[Stored records]
_ _ _ _

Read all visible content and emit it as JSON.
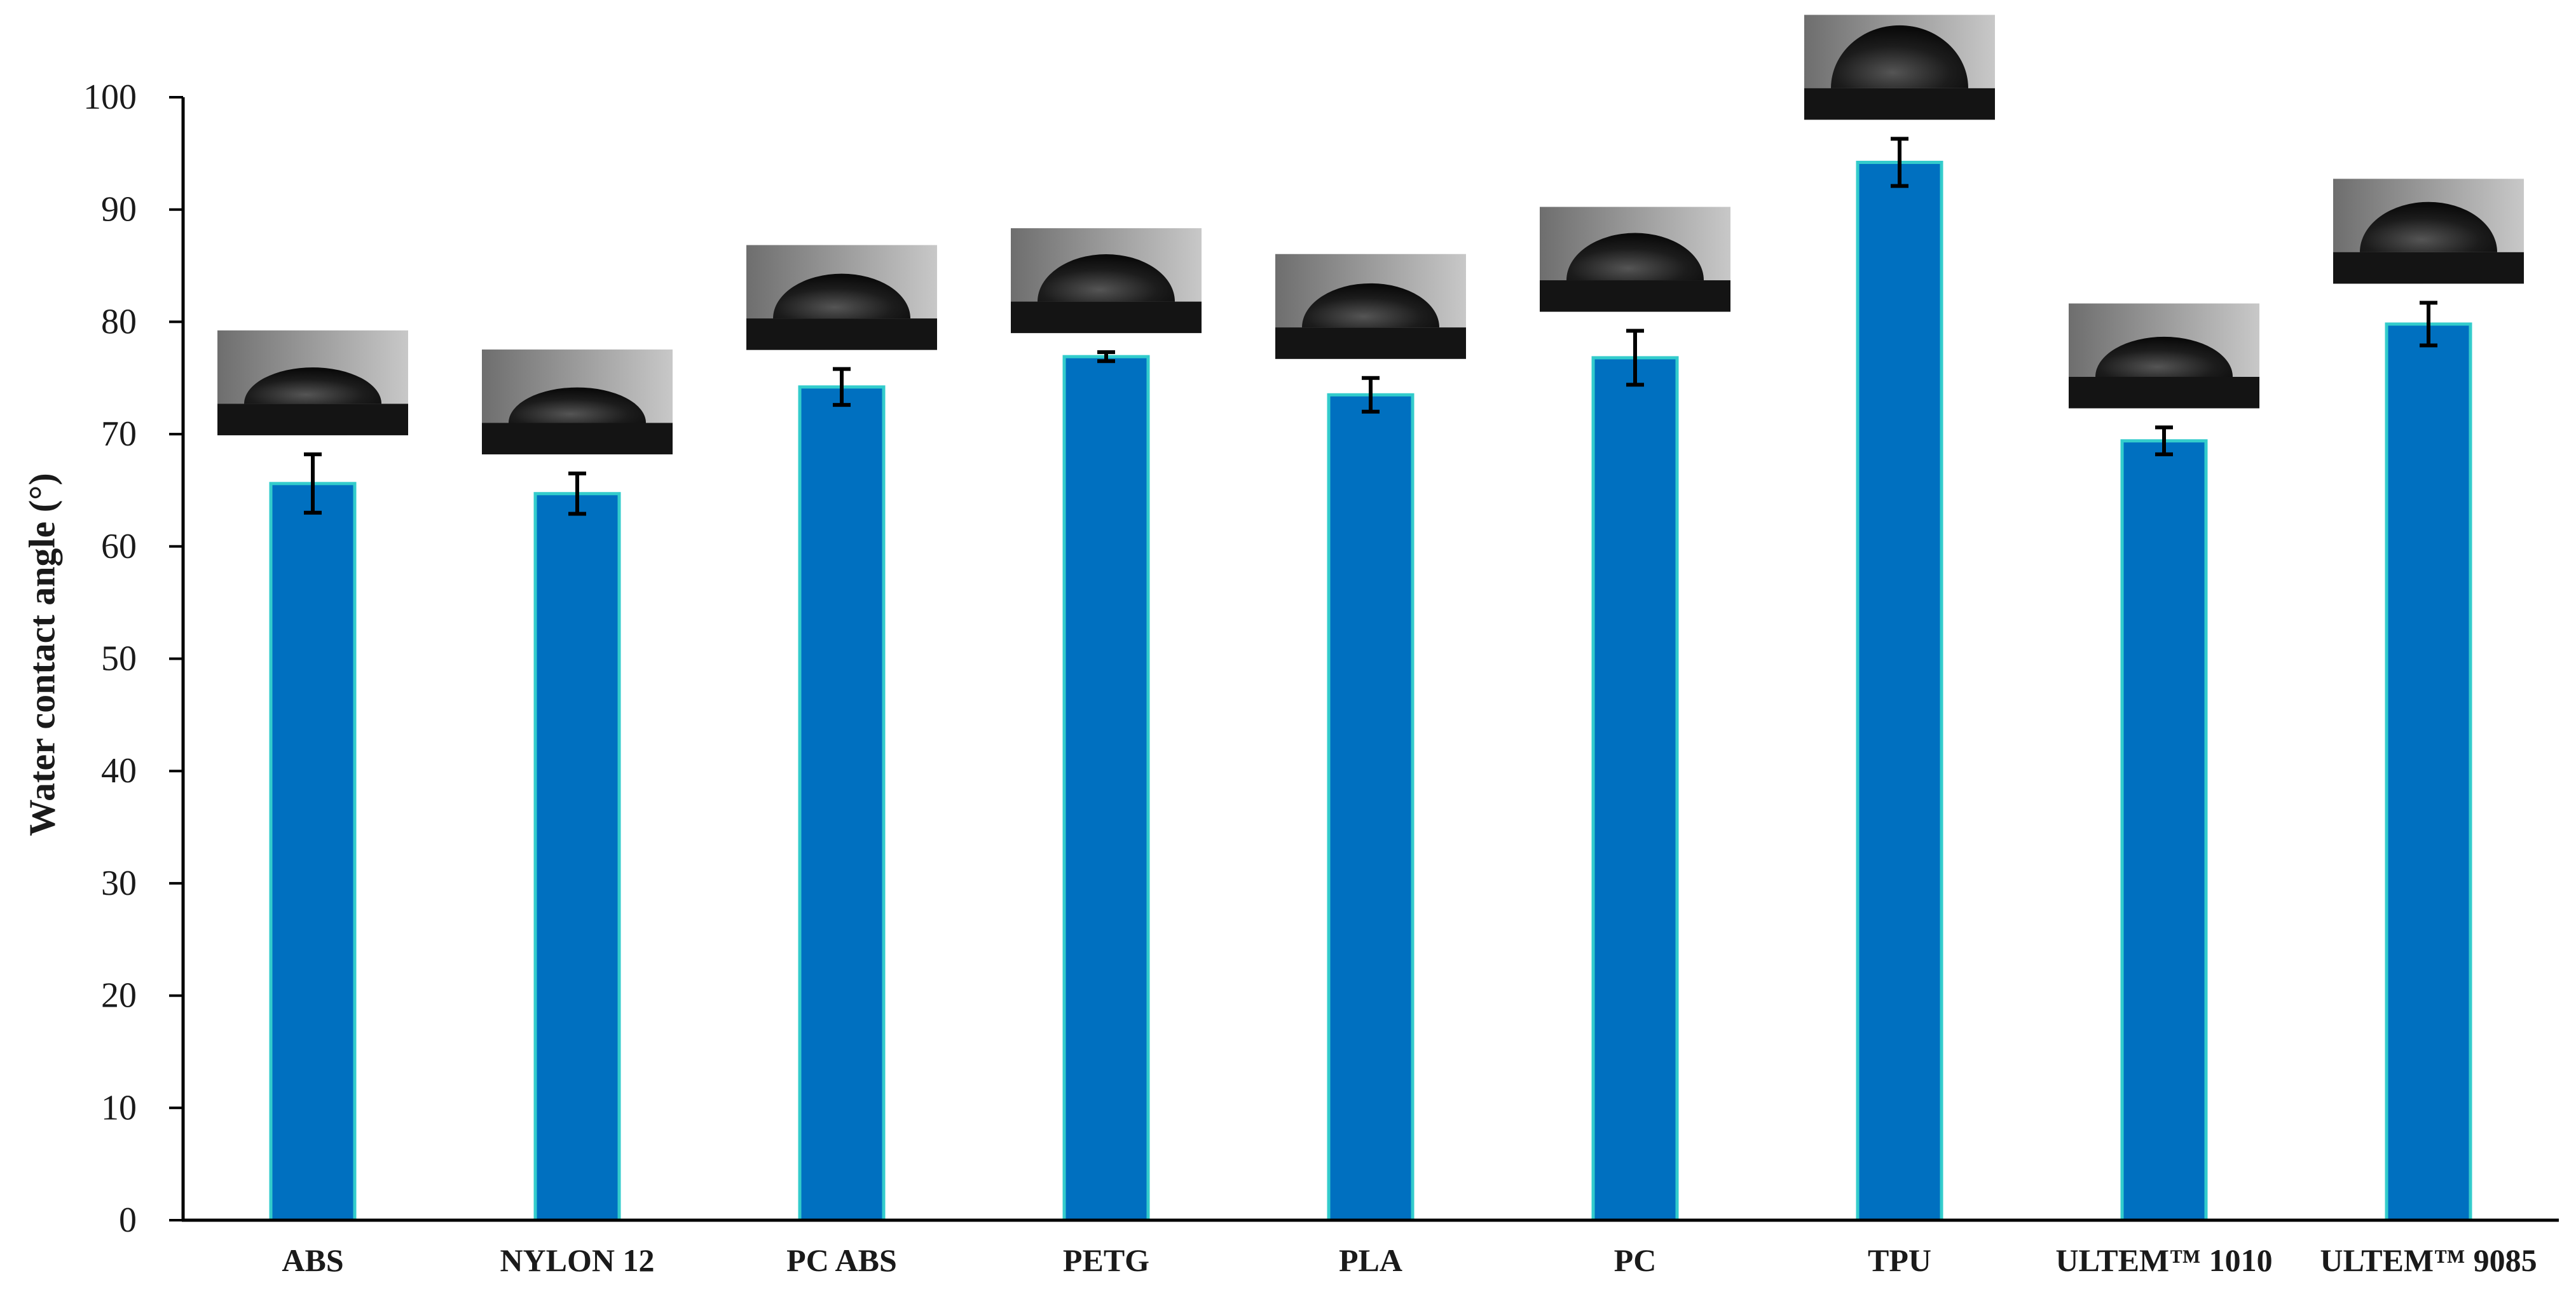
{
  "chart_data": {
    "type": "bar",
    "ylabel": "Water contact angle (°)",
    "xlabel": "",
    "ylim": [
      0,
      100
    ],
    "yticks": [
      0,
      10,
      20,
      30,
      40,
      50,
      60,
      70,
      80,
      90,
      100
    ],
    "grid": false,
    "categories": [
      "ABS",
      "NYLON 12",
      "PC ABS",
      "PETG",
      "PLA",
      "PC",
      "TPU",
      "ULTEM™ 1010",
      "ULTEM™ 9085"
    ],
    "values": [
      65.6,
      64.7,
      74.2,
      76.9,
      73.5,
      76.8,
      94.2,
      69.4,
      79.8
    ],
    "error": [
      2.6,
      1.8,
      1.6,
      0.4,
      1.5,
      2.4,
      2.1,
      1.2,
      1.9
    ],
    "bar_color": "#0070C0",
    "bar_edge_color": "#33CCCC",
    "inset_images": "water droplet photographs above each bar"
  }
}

_ _ _ _

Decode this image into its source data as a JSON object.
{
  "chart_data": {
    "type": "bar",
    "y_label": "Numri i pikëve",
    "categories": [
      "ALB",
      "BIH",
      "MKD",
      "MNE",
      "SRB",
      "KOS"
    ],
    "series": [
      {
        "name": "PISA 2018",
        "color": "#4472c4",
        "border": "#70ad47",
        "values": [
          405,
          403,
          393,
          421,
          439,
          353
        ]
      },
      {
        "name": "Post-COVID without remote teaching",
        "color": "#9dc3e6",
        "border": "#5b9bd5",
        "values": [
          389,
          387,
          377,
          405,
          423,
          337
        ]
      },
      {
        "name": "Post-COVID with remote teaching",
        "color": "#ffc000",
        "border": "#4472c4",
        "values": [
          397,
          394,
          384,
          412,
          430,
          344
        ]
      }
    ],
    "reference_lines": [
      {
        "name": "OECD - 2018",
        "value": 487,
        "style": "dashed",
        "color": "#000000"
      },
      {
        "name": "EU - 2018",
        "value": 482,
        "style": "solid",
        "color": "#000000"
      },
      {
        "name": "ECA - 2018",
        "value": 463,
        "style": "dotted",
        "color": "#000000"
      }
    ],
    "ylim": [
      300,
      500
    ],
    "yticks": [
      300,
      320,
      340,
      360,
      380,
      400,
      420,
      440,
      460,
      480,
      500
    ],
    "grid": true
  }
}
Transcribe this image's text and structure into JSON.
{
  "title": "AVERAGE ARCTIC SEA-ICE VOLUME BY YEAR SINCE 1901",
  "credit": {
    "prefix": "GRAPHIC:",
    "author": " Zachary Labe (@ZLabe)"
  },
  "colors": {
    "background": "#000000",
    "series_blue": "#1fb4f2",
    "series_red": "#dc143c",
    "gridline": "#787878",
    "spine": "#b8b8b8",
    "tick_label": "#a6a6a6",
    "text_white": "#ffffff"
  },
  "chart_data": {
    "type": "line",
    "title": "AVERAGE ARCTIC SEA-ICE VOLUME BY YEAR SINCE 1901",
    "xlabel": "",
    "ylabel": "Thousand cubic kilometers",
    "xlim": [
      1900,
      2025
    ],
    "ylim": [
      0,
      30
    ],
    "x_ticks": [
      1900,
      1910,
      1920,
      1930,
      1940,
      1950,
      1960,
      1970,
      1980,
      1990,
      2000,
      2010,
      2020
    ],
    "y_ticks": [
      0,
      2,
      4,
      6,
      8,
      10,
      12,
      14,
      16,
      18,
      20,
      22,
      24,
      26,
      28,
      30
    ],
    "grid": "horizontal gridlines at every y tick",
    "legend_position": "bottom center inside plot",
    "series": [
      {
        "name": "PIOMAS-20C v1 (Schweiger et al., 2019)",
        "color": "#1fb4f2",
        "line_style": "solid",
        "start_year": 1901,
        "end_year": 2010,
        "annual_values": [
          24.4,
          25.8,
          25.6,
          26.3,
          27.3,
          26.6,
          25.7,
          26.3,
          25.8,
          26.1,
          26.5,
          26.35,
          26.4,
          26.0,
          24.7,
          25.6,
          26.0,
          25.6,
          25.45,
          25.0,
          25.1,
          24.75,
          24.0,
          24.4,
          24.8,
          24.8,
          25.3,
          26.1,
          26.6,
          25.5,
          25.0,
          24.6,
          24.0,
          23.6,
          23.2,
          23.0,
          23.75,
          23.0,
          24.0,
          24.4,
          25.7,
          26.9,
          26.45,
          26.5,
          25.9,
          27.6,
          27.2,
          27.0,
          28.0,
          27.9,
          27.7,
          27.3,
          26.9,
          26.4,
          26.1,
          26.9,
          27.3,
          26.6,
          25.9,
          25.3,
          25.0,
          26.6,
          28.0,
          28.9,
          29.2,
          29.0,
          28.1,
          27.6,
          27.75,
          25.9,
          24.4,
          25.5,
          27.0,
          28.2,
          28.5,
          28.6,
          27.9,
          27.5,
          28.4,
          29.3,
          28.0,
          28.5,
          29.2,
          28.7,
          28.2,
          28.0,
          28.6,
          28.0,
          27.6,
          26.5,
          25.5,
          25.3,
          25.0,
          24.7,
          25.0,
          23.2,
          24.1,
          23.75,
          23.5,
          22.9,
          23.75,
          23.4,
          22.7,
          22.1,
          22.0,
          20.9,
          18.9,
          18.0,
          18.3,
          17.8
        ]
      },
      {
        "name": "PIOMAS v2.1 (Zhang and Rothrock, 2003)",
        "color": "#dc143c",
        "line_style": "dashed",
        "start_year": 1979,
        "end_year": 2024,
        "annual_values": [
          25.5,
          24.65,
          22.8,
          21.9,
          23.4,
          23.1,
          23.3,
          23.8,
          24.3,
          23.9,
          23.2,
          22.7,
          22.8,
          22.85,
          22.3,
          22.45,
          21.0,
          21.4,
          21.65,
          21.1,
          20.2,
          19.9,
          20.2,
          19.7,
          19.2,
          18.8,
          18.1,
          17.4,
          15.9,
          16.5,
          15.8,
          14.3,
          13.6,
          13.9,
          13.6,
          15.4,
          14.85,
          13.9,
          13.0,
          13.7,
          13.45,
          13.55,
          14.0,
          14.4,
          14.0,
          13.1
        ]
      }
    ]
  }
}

_ _ _ _

[Requirement] Nothing but a number is needed here: how many lines hold the string "title"?

[Response to the exercise] 2